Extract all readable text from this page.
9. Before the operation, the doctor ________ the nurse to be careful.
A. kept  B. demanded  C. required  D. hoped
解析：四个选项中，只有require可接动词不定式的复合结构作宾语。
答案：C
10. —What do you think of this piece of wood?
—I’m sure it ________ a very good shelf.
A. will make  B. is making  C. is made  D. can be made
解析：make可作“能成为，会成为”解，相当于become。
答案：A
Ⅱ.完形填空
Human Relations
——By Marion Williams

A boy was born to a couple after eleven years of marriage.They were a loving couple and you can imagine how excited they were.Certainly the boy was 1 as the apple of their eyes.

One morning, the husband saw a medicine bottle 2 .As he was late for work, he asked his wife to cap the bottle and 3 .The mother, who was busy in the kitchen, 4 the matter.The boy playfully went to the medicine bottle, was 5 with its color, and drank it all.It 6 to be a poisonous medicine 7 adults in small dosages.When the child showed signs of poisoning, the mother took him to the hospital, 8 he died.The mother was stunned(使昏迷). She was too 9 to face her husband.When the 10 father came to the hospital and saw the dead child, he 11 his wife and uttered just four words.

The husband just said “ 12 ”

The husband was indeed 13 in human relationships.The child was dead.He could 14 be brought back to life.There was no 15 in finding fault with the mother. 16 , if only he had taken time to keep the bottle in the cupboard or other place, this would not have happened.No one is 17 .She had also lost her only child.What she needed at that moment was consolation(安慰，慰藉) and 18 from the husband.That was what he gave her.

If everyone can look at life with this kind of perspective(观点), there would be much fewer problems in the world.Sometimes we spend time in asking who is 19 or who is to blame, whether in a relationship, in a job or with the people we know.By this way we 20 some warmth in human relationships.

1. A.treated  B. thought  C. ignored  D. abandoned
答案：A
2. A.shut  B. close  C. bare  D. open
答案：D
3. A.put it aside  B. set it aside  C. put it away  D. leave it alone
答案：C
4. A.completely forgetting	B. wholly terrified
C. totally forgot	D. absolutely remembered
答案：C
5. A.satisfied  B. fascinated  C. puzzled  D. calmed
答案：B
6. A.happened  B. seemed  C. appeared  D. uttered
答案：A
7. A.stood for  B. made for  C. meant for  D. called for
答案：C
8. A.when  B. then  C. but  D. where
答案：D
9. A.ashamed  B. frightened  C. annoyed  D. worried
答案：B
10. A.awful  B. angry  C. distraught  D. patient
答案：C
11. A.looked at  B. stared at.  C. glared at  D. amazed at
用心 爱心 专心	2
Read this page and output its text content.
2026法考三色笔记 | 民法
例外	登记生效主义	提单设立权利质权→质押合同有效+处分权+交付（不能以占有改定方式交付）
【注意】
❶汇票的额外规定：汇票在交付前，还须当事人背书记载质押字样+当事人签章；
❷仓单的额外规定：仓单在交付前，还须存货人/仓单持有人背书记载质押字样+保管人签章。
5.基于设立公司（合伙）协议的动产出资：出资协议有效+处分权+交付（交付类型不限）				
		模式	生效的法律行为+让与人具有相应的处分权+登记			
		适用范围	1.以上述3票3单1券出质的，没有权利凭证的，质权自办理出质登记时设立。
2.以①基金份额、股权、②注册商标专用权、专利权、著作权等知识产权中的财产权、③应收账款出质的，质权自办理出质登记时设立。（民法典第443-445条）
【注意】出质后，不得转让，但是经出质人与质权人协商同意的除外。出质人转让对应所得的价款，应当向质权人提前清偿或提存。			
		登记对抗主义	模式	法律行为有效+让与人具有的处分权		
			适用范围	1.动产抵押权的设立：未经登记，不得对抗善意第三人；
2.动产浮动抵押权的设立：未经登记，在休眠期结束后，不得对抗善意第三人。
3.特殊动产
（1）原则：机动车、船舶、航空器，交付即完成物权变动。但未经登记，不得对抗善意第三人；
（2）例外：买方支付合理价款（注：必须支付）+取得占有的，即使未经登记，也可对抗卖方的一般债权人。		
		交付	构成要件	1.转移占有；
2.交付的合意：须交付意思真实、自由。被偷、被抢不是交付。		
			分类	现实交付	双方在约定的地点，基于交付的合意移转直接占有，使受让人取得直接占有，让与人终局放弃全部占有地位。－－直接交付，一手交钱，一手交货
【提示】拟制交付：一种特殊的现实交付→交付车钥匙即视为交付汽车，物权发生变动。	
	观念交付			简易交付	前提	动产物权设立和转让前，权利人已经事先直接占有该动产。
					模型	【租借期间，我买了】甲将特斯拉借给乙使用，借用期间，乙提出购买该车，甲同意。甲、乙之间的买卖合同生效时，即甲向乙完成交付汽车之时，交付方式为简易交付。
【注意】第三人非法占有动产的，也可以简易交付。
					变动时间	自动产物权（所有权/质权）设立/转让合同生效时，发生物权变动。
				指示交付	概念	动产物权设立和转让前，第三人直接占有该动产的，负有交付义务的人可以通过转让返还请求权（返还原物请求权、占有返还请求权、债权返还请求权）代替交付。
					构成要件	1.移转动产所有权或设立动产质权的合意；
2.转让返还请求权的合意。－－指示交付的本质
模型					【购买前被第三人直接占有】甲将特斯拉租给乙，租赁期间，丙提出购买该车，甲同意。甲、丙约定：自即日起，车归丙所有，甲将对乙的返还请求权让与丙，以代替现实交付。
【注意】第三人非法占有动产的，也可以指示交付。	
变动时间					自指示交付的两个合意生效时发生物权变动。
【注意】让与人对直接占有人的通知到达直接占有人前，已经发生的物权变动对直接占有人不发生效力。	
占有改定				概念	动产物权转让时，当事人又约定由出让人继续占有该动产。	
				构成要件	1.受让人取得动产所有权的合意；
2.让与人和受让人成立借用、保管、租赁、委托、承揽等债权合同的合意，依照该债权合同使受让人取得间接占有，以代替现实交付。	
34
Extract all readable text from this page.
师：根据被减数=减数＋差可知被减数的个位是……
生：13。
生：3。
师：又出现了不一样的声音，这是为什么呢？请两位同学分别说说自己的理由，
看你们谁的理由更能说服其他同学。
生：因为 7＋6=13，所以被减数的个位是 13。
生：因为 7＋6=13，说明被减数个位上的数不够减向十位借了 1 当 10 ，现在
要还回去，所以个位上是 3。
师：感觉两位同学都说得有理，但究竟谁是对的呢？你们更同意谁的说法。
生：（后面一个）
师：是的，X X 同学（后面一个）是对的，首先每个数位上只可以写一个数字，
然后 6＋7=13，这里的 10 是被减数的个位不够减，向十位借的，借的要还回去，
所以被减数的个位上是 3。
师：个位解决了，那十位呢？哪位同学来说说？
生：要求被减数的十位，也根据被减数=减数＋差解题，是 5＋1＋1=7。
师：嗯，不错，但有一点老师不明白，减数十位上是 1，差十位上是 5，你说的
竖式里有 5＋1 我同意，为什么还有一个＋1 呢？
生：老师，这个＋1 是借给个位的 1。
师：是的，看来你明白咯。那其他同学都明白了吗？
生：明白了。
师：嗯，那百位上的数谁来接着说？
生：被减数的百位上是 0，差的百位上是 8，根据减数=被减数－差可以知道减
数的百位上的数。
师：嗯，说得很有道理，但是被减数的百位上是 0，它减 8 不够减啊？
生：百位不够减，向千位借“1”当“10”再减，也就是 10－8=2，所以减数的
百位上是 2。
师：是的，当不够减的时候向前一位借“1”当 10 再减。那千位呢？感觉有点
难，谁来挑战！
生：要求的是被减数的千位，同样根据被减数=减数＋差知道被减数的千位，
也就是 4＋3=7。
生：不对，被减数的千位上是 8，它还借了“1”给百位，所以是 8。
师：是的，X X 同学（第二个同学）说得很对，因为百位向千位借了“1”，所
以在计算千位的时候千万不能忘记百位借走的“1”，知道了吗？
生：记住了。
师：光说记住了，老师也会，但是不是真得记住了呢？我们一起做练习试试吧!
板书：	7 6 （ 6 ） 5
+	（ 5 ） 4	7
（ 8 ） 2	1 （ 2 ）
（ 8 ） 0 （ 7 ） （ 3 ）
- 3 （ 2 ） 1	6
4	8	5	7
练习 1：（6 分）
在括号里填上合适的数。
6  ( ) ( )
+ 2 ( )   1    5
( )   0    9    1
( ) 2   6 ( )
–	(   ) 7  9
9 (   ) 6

----------

(WRITTEN PROBLEM) Each line that has the word "后面一个" should be copied.

(TASK RESULT)
生：（后面一个）
师：是的，X X 同学（后面一个）是对的，首先每个数位上只可以写一个数字，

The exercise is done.